> Exercise details
Search the data for the word "House" and copy every line that contains it.

> Task inputs
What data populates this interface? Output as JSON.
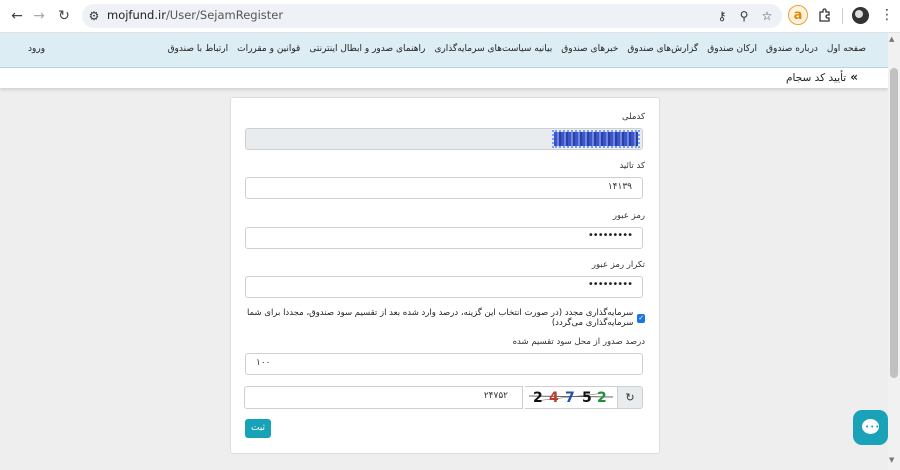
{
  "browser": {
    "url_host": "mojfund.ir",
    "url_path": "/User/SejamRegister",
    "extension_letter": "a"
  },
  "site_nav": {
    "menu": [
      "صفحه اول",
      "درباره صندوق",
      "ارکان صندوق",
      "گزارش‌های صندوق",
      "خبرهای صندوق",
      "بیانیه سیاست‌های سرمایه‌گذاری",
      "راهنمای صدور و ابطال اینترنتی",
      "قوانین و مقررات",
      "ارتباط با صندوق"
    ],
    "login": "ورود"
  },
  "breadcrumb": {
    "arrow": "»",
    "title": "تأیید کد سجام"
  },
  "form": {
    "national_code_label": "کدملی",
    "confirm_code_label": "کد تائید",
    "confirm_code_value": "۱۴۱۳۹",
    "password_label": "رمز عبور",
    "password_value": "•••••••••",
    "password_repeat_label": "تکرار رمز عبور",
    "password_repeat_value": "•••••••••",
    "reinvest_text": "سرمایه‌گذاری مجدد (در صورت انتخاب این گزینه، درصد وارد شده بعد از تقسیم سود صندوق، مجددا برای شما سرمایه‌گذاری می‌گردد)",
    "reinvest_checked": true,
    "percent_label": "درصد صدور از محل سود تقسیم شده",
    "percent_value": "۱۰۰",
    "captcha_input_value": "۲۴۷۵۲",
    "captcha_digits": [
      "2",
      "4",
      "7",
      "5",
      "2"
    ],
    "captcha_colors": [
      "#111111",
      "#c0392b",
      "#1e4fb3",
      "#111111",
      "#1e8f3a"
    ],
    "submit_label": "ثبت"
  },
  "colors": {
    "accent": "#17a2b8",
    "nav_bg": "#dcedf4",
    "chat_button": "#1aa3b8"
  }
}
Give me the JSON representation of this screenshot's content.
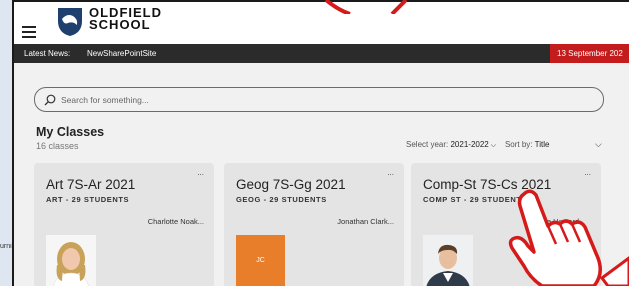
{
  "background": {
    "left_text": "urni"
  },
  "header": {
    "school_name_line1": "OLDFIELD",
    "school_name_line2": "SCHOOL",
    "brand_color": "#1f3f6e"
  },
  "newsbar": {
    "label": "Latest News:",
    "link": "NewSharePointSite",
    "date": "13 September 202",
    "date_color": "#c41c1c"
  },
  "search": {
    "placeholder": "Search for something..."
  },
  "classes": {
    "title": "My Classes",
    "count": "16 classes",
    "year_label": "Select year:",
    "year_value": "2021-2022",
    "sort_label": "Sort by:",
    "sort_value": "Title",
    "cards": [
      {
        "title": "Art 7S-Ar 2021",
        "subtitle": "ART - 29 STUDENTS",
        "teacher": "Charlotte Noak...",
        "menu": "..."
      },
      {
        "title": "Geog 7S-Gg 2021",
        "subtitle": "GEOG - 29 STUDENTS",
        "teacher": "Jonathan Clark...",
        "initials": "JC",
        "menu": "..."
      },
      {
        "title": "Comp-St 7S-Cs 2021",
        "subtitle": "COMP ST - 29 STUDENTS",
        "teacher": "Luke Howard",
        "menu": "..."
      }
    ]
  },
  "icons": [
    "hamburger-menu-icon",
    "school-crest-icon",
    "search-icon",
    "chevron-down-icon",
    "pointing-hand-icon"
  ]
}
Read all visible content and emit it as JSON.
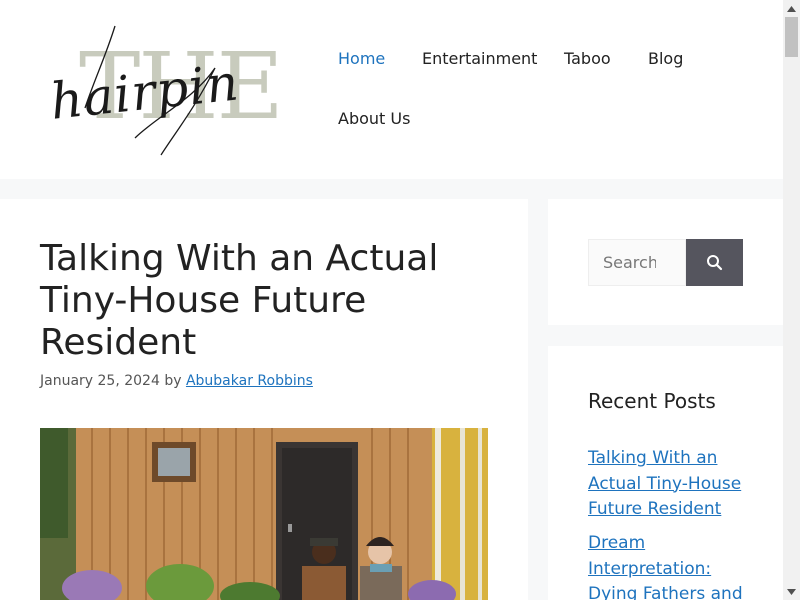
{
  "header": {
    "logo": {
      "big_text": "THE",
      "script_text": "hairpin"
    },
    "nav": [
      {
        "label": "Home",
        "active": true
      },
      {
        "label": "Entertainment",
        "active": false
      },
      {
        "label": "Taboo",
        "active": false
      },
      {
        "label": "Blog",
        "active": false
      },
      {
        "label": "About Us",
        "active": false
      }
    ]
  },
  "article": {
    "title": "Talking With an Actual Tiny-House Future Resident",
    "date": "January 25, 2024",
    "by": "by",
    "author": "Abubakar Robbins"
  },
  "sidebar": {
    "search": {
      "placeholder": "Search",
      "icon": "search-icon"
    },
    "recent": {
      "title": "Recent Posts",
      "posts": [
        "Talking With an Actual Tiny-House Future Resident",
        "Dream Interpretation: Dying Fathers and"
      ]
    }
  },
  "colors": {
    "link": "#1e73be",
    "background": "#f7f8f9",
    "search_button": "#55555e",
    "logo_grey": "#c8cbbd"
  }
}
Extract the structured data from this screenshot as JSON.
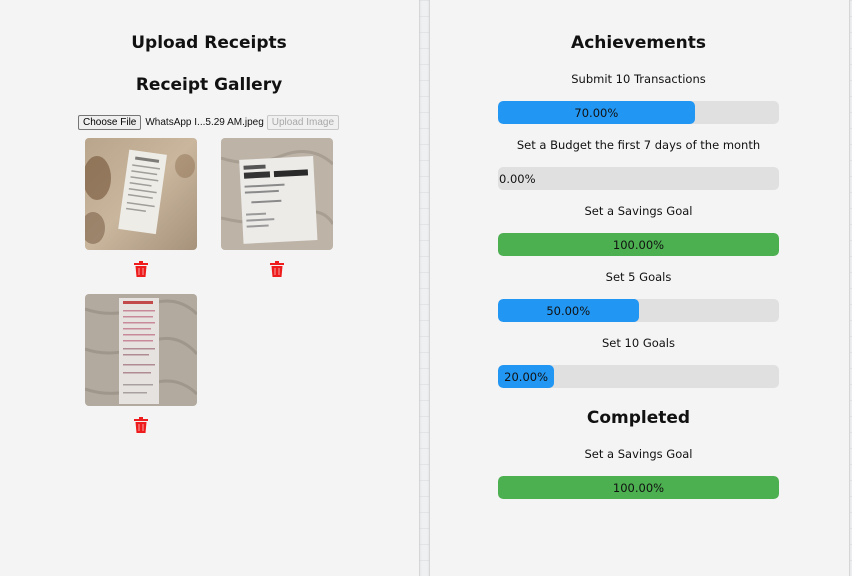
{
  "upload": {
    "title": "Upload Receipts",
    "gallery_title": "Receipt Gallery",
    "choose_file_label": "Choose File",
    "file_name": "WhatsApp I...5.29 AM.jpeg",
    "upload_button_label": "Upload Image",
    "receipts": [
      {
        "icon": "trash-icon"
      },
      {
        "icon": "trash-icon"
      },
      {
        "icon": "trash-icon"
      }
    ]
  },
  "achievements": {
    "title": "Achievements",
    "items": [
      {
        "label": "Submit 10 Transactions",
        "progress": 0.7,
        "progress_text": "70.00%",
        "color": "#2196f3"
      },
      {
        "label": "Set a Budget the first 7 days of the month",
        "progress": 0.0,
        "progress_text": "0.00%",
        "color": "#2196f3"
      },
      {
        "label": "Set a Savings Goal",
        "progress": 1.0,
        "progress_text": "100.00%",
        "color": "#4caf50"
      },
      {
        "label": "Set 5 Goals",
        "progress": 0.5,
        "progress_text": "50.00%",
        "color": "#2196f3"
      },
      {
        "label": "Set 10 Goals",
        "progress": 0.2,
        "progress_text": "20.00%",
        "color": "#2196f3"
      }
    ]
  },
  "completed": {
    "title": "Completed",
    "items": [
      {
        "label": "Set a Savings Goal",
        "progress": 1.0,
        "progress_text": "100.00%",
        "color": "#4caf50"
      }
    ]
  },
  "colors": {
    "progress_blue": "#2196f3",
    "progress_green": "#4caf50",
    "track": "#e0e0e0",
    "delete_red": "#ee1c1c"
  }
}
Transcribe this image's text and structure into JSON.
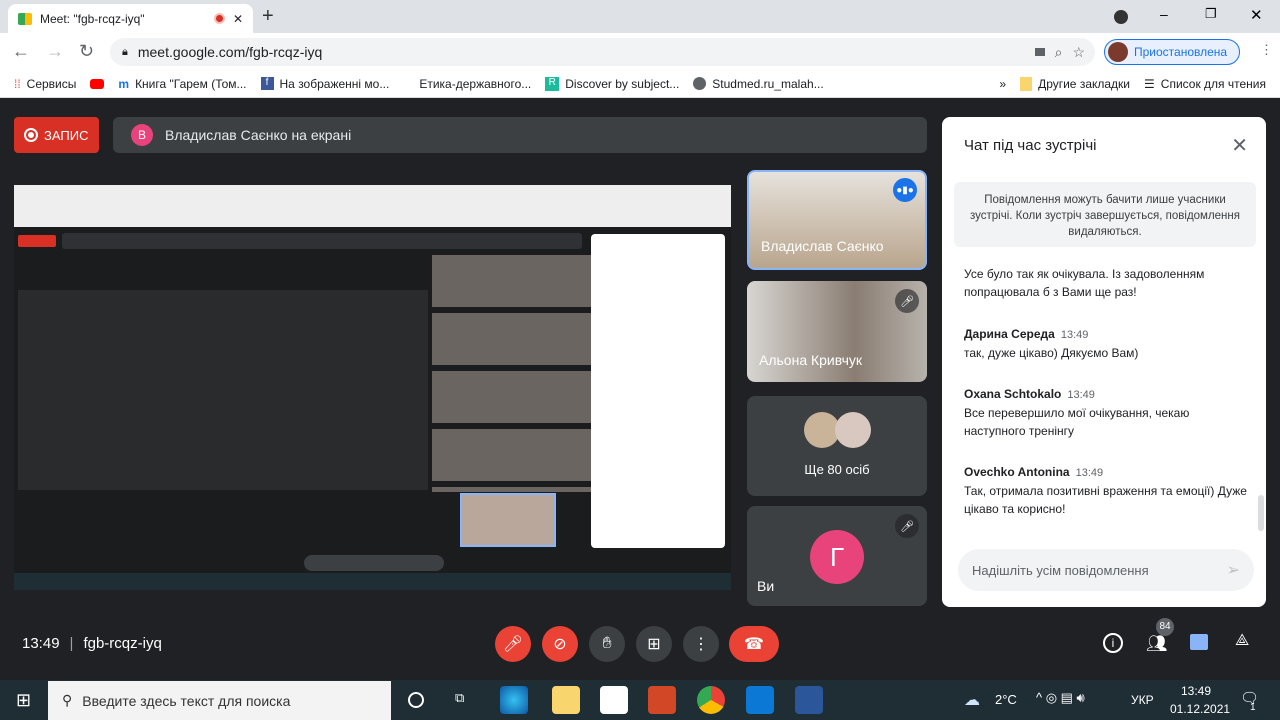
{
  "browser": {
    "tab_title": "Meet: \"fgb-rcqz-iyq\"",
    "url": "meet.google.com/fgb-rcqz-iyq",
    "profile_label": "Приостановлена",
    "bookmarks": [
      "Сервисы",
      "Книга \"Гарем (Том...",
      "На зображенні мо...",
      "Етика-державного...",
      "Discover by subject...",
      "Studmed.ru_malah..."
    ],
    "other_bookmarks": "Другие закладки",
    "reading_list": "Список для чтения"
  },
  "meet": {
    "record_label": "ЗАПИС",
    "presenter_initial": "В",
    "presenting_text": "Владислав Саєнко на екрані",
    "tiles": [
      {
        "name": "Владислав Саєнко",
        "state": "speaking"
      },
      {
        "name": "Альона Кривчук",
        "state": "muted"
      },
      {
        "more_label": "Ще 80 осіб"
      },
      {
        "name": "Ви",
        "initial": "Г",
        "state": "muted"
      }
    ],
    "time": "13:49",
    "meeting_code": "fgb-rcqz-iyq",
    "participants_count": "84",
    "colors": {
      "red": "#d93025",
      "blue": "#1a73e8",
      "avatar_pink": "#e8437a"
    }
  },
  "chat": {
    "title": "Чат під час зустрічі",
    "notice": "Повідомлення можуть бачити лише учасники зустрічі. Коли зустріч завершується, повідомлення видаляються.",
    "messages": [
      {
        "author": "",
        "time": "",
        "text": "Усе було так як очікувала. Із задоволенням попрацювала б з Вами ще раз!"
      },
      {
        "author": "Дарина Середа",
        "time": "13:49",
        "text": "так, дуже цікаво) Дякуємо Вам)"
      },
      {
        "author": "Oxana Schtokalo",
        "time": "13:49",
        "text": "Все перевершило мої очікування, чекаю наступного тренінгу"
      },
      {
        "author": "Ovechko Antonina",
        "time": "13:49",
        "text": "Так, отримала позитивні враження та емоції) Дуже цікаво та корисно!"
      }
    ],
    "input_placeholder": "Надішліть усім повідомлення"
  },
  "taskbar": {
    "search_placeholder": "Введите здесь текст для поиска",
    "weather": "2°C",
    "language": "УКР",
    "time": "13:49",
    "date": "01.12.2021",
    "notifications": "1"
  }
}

> Solution
    "title": "Talking With an Actual Tiny-House Future Resident",
        "Talking With an Actual Tiny-House Future Resident",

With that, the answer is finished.